Copy out all the lines exactly. Omit pictures.
#### Given records ####
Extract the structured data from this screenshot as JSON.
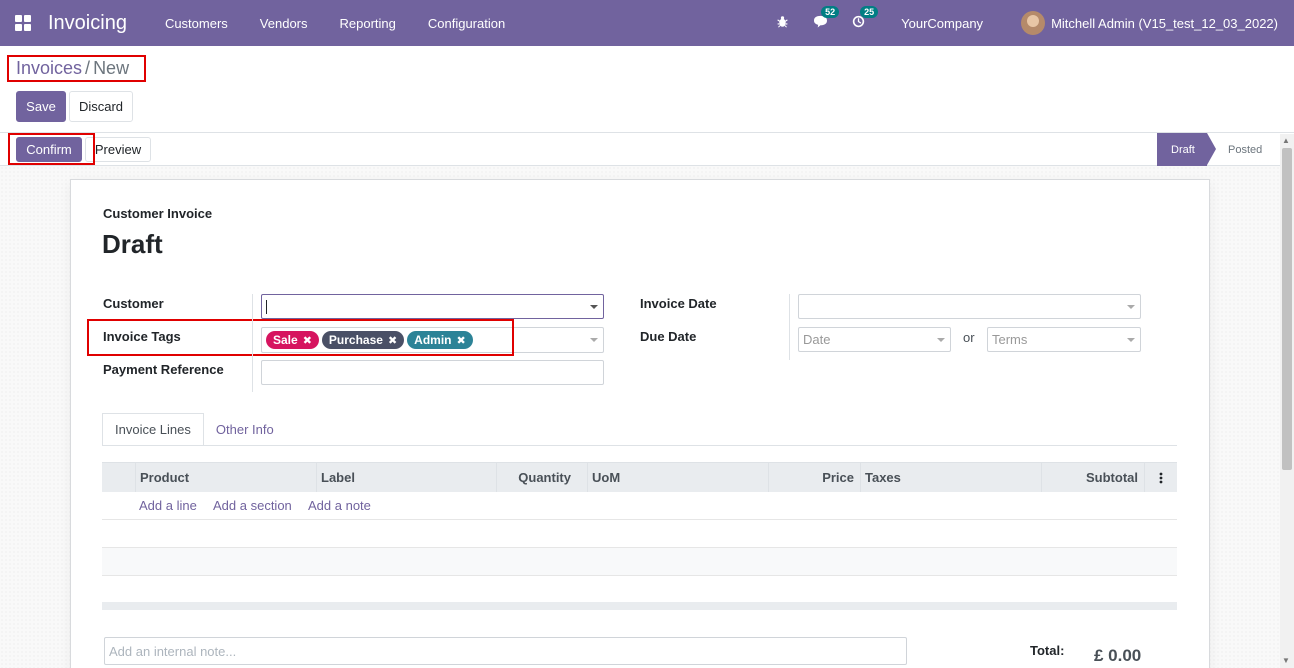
{
  "navbar": {
    "app_name": "Invoicing",
    "menu": [
      "Customers",
      "Vendors",
      "Reporting",
      "Configuration"
    ],
    "messages_count": "52",
    "activities_count": "25",
    "company": "YourCompany",
    "user": "Mitchell Admin (V15_test_12_03_2022)"
  },
  "breadcrumb": {
    "parent": "Invoices",
    "separator": "/",
    "current": "New"
  },
  "buttons": {
    "save": "Save",
    "discard": "Discard",
    "confirm": "Confirm",
    "preview": "Preview"
  },
  "statusbar": {
    "stages": [
      "Draft",
      "Posted"
    ],
    "current": "Draft"
  },
  "form": {
    "type_label": "Customer Invoice",
    "state_title": "Draft",
    "customer_label": "Customer",
    "customer_value": "",
    "tags_label": "Invoice Tags",
    "tags": [
      {
        "name": "Sale",
        "color": "#d6145f"
      },
      {
        "name": "Purchase",
        "color": "#4a5066"
      },
      {
        "name": "Admin",
        "color": "#2c8397"
      }
    ],
    "payment_ref_label": "Payment Reference",
    "invoice_date_label": "Invoice Date",
    "due_date_label": "Due Date",
    "due_date_placeholder": "Date",
    "or_label": "or",
    "terms_placeholder": "Terms"
  },
  "tabs": [
    "Invoice Lines",
    "Other Info"
  ],
  "lines_table": {
    "columns": [
      "Product",
      "Label",
      "Quantity",
      "UoM",
      "Price",
      "Taxes",
      "Subtotal"
    ],
    "links": [
      "Add a line",
      "Add a section",
      "Add a note"
    ]
  },
  "footer": {
    "note_placeholder": "Add an internal note...",
    "total_label": "Total:",
    "total_value": "£ 0.00"
  },
  "colors": {
    "primary": "#71639e",
    "badge": "#017e84"
  }
}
####
*Output of the exercise*
Extract the structured data from this screenshot as JSON.
{
  "navbar": {
    "app_name": "Invoicing",
    "menu": [
      "Customers",
      "Vendors",
      "Reporting",
      "Configuration"
    ],
    "messages_count": "52",
    "activities_count": "25",
    "company": "YourCompany",
    "user": "Mitchell Admin (V15_test_12_03_2022)"
  },
  "breadcrumb": {
    "parent": "Invoices",
    "separator": "/",
    "current": "New"
  },
  "buttons": {
    "save": "Save",
    "discard": "Discard",
    "confirm": "Confirm",
    "preview": "Preview"
  },
  "statusbar": {
    "stages": [
      "Draft",
      "Posted"
    ],
    "current": "Draft"
  },
  "form": {
    "type_label": "Customer Invoice",
    "state_title": "Draft",
    "customer_label": "Customer",
    "customer_value": "",
    "tags_label": "Invoice Tags",
    "tags": [
      {
        "name": "Sale",
        "color": "#d6145f"
      },
      {
        "name": "Purchase",
        "color": "#4a5066"
      },
      {
        "name": "Admin",
        "color": "#2c8397"
      }
    ],
    "payment_ref_label": "Payment Reference",
    "invoice_date_label": "Invoice Date",
    "due_date_label": "Due Date",
    "due_date_placeholder": "Date",
    "or_label": "or",
    "terms_placeholder": "Terms"
  },
  "tabs": [
    "Invoice Lines",
    "Other Info"
  ],
  "lines_table": {
    "columns": [
      "Product",
      "Label",
      "Quantity",
      "UoM",
      "Price",
      "Taxes",
      "Subtotal"
    ],
    "links": [
      "Add a line",
      "Add a section",
      "Add a note"
    ]
  },
  "footer": {
    "note_placeholder": "Add an internal note...",
    "total_label": "Total:",
    "total_value": "£ 0.00"
  },
  "colors": {
    "primary": "#71639e",
    "badge": "#017e84"
  }
}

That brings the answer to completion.